▸ Extracted data entries:
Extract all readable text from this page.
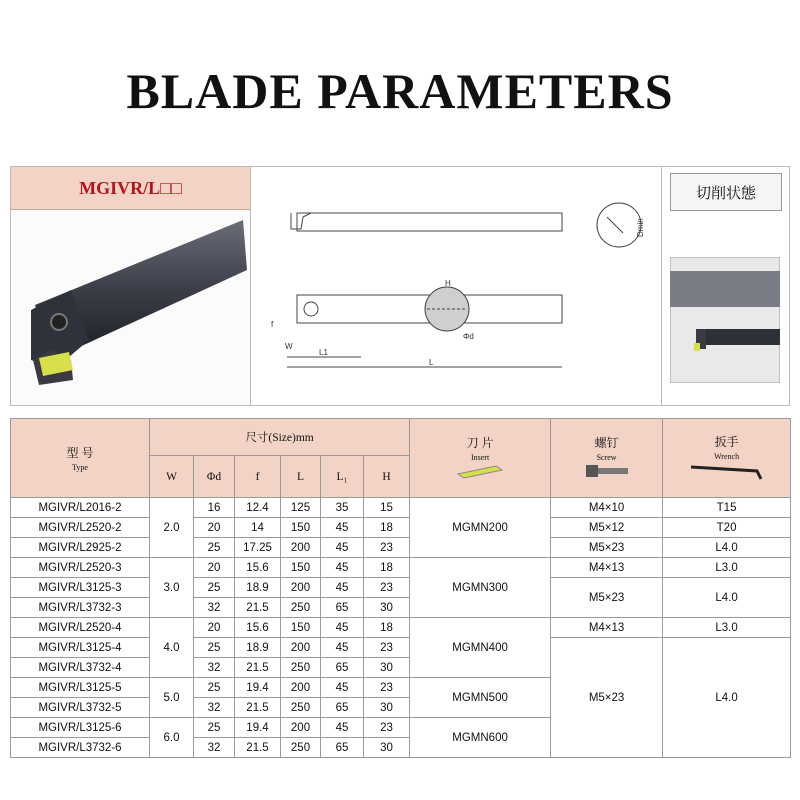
BLADE PARAMETERS
MGIVR/L□□
Dmin
H
Φd
L1
L
W
f
切削状態
型 号
Type	尺寸(Size)mm						刀 片
Insert	螺钉
Screw	扳手
Wrench

	W	Φd	f	L	L₁	H			
MGIVR/L2016-2	2.0	16	12.4	125	35	15	MGMN200	M4×10	T15
MGIVR/L2520-2		20	14	150	45	18		M5×12	T20
MGIVR/L2925-2		25	17.25	200	45	23		M5×23	L4.0
MGIVR/L2520-3	3.0	20	15.6	150	45	18	MGMN300	M4×13	L3.0
MGIVR/L3125-3		25	18.9	200	45	23		M5×23	L4.0
MGIVR/L3732-3		32	21.5	250	65	30			
MGIVR/L2520-4	4.0	20	15.6	150	45	18	MGMN400	M4×13	L3.0
MGIVR/L3125-4		25	18.9	200	45	23		M5×23	L4.0
MGIVR/L3732-4		32	21.5	250	65	30			
MGIVR/L3125-5	5.0	25	19.4	200	45	23	MGMN500		
MGIVR/L3732-5		32	21.5	250	65	30			
MGIVR/L3125-6	6.0	25	19.4	200	45	23	MGMN600		
MGIVR/L3732-6		32	21.5	250	65	30			
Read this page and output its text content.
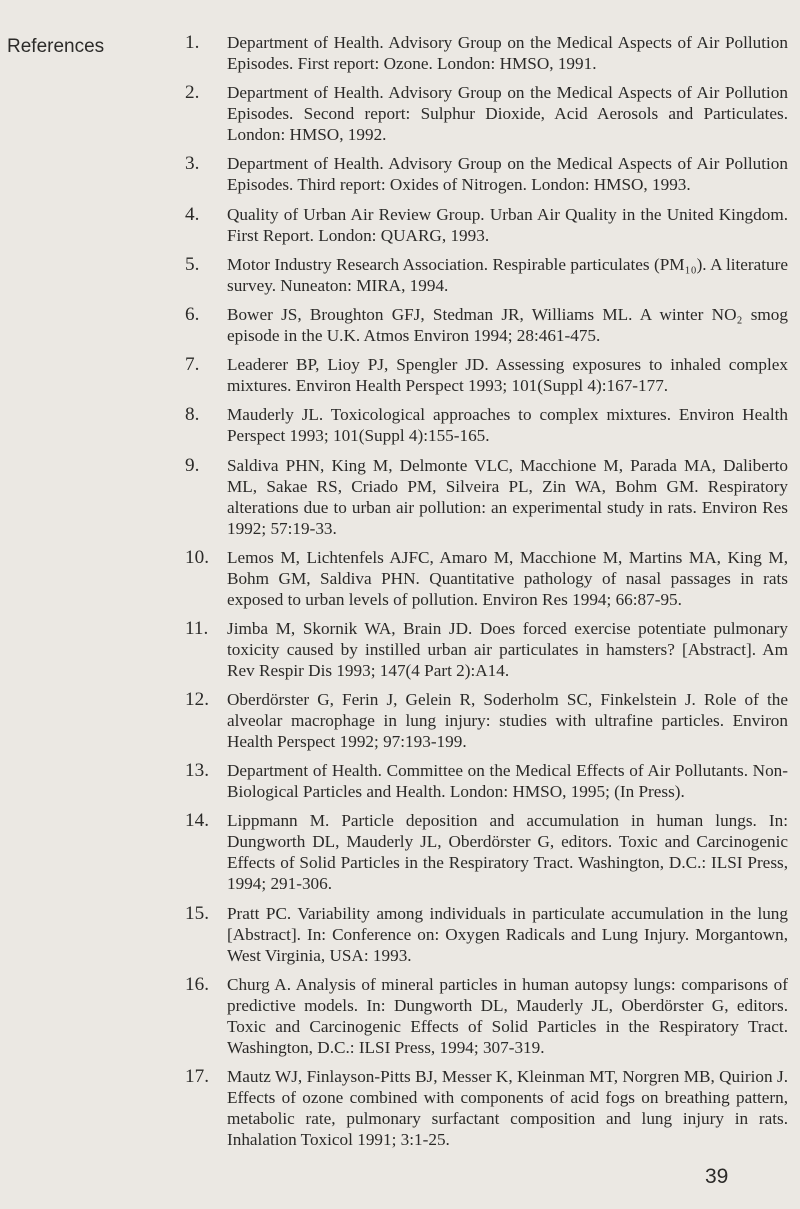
References	1.	Department of Health. Advisory Group on the Medical Aspects of Air Pollution Episodes. First report: Ozone. London: HMSO, 1991.
2.	Department of Health. Advisory Group on the Medical Aspects of Air Pollution Episodes. Second report: Sulphur Dioxide, Acid Aerosols and Particulates. London: HMSO, 1992.
3.	Department of Health. Advisory Group on the Medical Aspects of Air Pollution Episodes. Third report: Oxides of Nitrogen. London: HMSO, 1993.
4.	Quality of Urban Air Review Group. Urban Air Quality in the United Kingdom. First Report. London: QUARG, 1993.
5.	Motor Industry Research Association. Respirable particulates (PM₁₀). A literature survey. Nuneaton: MIRA, 1994.
6.	Bower JS, Broughton GFJ, Stedman JR, Williams ML. A winter NO₂ smog episode in the U.K. Atmos Environ 1994; 28:461-475.
7.	Leaderer BP, Lioy PJ, Spengler JD. Assessing exposures to inhaled complex mixtures. Environ Health Perspect 1993; 101(Suppl 4):167-177.
8.	Mauderly JL. Toxicological approaches to complex mixtures. Environ Health Perspect 1993; 101(Suppl 4):155-165.
9.	Saldiva PHN, King M, Delmonte VLC, Macchione M, Parada MA, Daliberto ML, Sakae RS, Criado PM, Silveira PL, Zin WA, Bohm GM. Respiratory alterations due to urban air pollution: an experimental study in rats. Environ Res 1992; 57:19-33.
10.	Lemos M, Lichtenfels AJFC, Amaro M, Macchione M, Martins MA, King M, Bohm GM, Saldiva PHN. Quantitative pathology of nasal passages in rats exposed to urban levels of pollution. Environ Res 1994; 66:87-95.
11.	Jimba M, Skornik WA, Brain JD. Does forced exercise potentiate pulmonary toxicity caused by instilled urban air particulates in hamsters? [Abstract]. Am Rev Respir Dis 1993; 147(4 Part 2):A14.
12.	Oberdörster G, Ferin J, Gelein R, Soderholm SC, Finkelstein J. Role of the alveolar macrophage in lung injury: studies with ultrafine particles. Environ Health Perspect 1992; 97:193-199.
13.	Department of Health. Committee on the Medical Effects of Air Pollutants. Non-Biological Particles and Health. London: HMSO, 1995; (In Press).
14.	Lippmann M. Particle deposition and accumulation in human lungs. In: Dungworth DL, Mauderly JL, Oberdörster G, editors. Toxic and Carcinogenic Effects of Solid Particles in the Respiratory Tract. Washington, D.C.: ILSI Press, 1994; 291-306.
15.	Pratt PC. Variability among individuals in particulate accumulation in the lung [Abstract]. In: Conference on: Oxygen Radicals and Lung Injury. Morgantown, West Virginia, USA: 1993.
16.	Churg A. Analysis of mineral particles in human autopsy lungs: comparisons of predictive models. In: Dungworth DL, Mauderly JL, Oberdörster G, editors. Toxic and Carcinogenic Effects of Solid Particles in the Respiratory Tract. Washington, D.C.: ILSI Press, 1994; 307-319.
17.	Mautz WJ, Finlayson-Pitts BJ, Messer K, Kleinman MT, Norgren MB, Quirion J. Effects of ozone combined with components of acid fogs on breathing pattern, metabolic rate, pulmonary surfactant composition and lung injury in rats. Inhalation Toxicol 1991; 3:1-25.
39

▸ WHAT YOU WILL DO: Transcribe all the records above word for word, without their images.

▸ THE SOLUTION:
Extract all readable text from this page.
BLADE PARAMETERS
MGIVR/L□□
Dmin
H
Φd
L1
L
W
f
切削状態
型 号
Type	尺寸(Size)mm						刀 片
Insert	螺钉
Screw	扳手
Wrench

	W	Φd	f	L	L₁	H			
MGIVR/L2016-2	2.0	16	12.4	125	35	15	MGMN200	M4×10	T15
MGIVR/L2520-2		20	14	150	45	18		M5×12	T20
MGIVR/L2925-2		25	17.25	200	45	23		M5×23	L4.0
MGIVR/L2520-3	3.0	20	15.6	150	45	18	MGMN300	M4×13	L3.0
MGIVR/L3125-3		25	18.9	200	45	23		M5×23	L4.0
MGIVR/L3732-3		32	21.5	250	65	30			
MGIVR/L2520-4	4.0	20	15.6	150	45	18	MGMN400	M4×13	L3.0
MGIVR/L3125-4		25	18.9	200	45	23		M5×23	L4.0
MGIVR/L3732-4		32	21.5	250	65	30			
MGIVR/L3125-5	5.0	25	19.4	200	45	23	MGMN500		
MGIVR/L3732-5		32	21.5	250	65	30			
MGIVR/L3125-6	6.0	25	19.4	200	45	23	MGMN600		
MGIVR/L3732-6		32	21.5	250	65	30			
Read this page and output its text content.
References	1.	Department of Health. Advisory Group on the Medical Aspects of Air Pollution Episodes. First report: Ozone. London: HMSO, 1991.
2.	Department of Health. Advisory Group on the Medical Aspects of Air Pollution Episodes. Second report: Sulphur Dioxide, Acid Aerosols and Particulates. London: HMSO, 1992.
3.	Department of Health. Advisory Group on the Medical Aspects of Air Pollution Episodes. Third report: Oxides of Nitrogen. London: HMSO, 1993.
4.	Quality of Urban Air Review Group. Urban Air Quality in the United Kingdom. First Report. London: QUARG, 1993.
5.	Motor Industry Research Association. Respirable particulates (PM₁₀). A literature survey. Nuneaton: MIRA, 1994.
6.	Bower JS, Broughton GFJ, Stedman JR, Williams ML. A winter NO₂ smog episode in the U.K. Atmos Environ 1994; 28:461-475.
7.	Leaderer BP, Lioy PJ, Spengler JD. Assessing exposures to inhaled complex mixtures. Environ Health Perspect 1993; 101(Suppl 4):167-177.
8.	Mauderly JL. Toxicological approaches to complex mixtures. Environ Health Perspect 1993; 101(Suppl 4):155-165.
9.	Saldiva PHN, King M, Delmonte VLC, Macchione M, Parada MA, Daliberto ML, Sakae RS, Criado PM, Silveira PL, Zin WA, Bohm GM. Respiratory alterations due to urban air pollution: an experimental study in rats. Environ Res 1992; 57:19-33.
10.	Lemos M, Lichtenfels AJFC, Amaro M, Macchione M, Martins MA, King M, Bohm GM, Saldiva PHN. Quantitative pathology of nasal passages in rats exposed to urban levels of pollution. Environ Res 1994; 66:87-95.
11.	Jimba M, Skornik WA, Brain JD. Does forced exercise potentiate pulmonary toxicity caused by instilled urban air particulates in hamsters? [Abstract]. Am Rev Respir Dis 1993; 147(4 Part 2):A14.
12.	Oberdörster G, Ferin J, Gelein R, Soderholm SC, Finkelstein J. Role of the alveolar macrophage in lung injury: studies with ultrafine particles. Environ Health Perspect 1992; 97:193-199.
13.	Department of Health. Committee on the Medical Effects of Air Pollutants. Non-Biological Particles and Health. London: HMSO, 1995; (In Press).
14.	Lippmann M. Particle deposition and accumulation in human lungs. In: Dungworth DL, Mauderly JL, Oberdörster G, editors. Toxic and Carcinogenic Effects of Solid Particles in the Respiratory Tract. Washington, D.C.: ILSI Press, 1994; 291-306.
15.	Pratt PC. Variability among individuals in particulate accumulation in the lung [Abstract]. In: Conference on: Oxygen Radicals and Lung Injury. Morgantown, West Virginia, USA: 1993.
16.	Churg A. Analysis of mineral particles in human autopsy lungs: comparisons of predictive models. In: Dungworth DL, Mauderly JL, Oberdörster G, editors. Toxic and Carcinogenic Effects of Solid Particles in the Respiratory Tract. Washington, D.C.: ILSI Press, 1994; 307-319.
17.	Mautz WJ, Finlayson-Pitts BJ, Messer K, Kleinman MT, Norgren MB, Quirion J. Effects of ozone combined with components of acid fogs on breathing pattern, metabolic rate, pulmonary surfactant composition and lung injury in rats. Inhalation Toxicol 1991; 3:1-25.
39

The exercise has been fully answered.